CETA aggregated numerous post-New Deal federal workforce training, education, private and public sector job payments to support hiring, support services, and public service employment programs which existed prior to 1973 under one program. The programs included various forms of public service employment: youth summer jobs programs, on-the-job training, emergency employment programs. Types of work varied substantially by jurisdiction, from local government service occupations (lawyers to custodians) to professions in the arts.

Defining principles

Expanding the social safety net and providing job-ready skills.

Rationale

Mid-1970s legislation to coordinate a decentralized system of Federal, State, and local employment, training, and social service programs. Recession of 1973–1975. “It is the purpose of this Act to provide job training and employment opportunities for economically disadvantaged (unemployed, and underemployed persons, and to assure that training- and other services lead to maximum employment opportunities and enhance self-sufficiency by establishing a flexible and decentralized system of Federal, State, and local programs,” (1).

Criteria for participation

Varied by program

Pay and benefits

Varied wages depending on jurisdiction and type of work. Some programs offered transportation and other support services to support employment programs.

Financing

U.S. Federal Government

Implementation

Jobs created at existing government agencies (federal, state, local county and municipality), for-profit, and not-for-profit organizations (2).

Types of work

Types of work varied substantially by jurisdiction, from local government service occupations (lawyers to custodians) to arts professions.

Directions for this task.
Reproduce the CETA overview above word for word, in full. The listing is not needed for this.

Given records.
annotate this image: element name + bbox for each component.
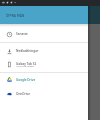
button[interactable]: Nedladdningar (0, 43, 88, 59)
button[interactable]: Senaste (0, 26, 88, 42)
button[interactable]: OneDrive (0, 86, 88, 101)
staticText: OneDrive (16, 92, 30, 96)
button[interactable]: Galaxy Tab S2 (0, 57, 88, 72)
staticText: Google Drive (16, 78, 36, 82)
staticText: Nedladdningar (16, 49, 39, 53)
staticText: 10,00 GB ledigt (16, 64, 34, 67)
button[interactable]: Google Drive (0, 72, 88, 87)
staticText: Senaste (16, 32, 28, 36)
staticText: ÖPPNA FRÅN (6, 14, 25, 18)
staticText: Galaxy Tab S2 (16, 62, 37, 66)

Output of the task.
CETA aggregated numerous post-New Deal federal workforce training, education, private and public sector job payments to support hiring, support services, and public service employment programs which existed prior to 1973 under one program. The programs included various forms of public service employment: youth summer jobs programs, on-the-job training, emergency employment programs. Types of work varied substantially by jurisdiction, from local government service occupations (lawyers to custodians) to professions in the arts.

Defining principles

Expanding the social safety net and providing job-ready skills.

Rationale

Mid-1970s legislation to coordinate a decentralized system of Federal, State, and local employment, training, and social service programs. Recession of 1973–1975. “It is the purpose of this Act to provide job training and employment opportunities for economically disadvantaged (unemployed, and underemployed persons, and to assure that training- and other services lead to maximum employment opportunities and enhance self-sufficiency by establishing a flexible and decentralized system of Federal, State, and local programs,” (1).

Criteria for participation

Varied by program

Pay and benefits

Varied wages depending on jurisdiction and type of work. Some programs offered transportation and other support services to support employment programs.

Financing

U.S. Federal Government

Implementation

Jobs created at existing government agencies (federal, state, local county and municipality), for-profit, and not-for-profit organizations (2).

Types of work

Types of work varied substantially by jurisdiction, from local government service occupations (lawyers to custodians) to arts professions.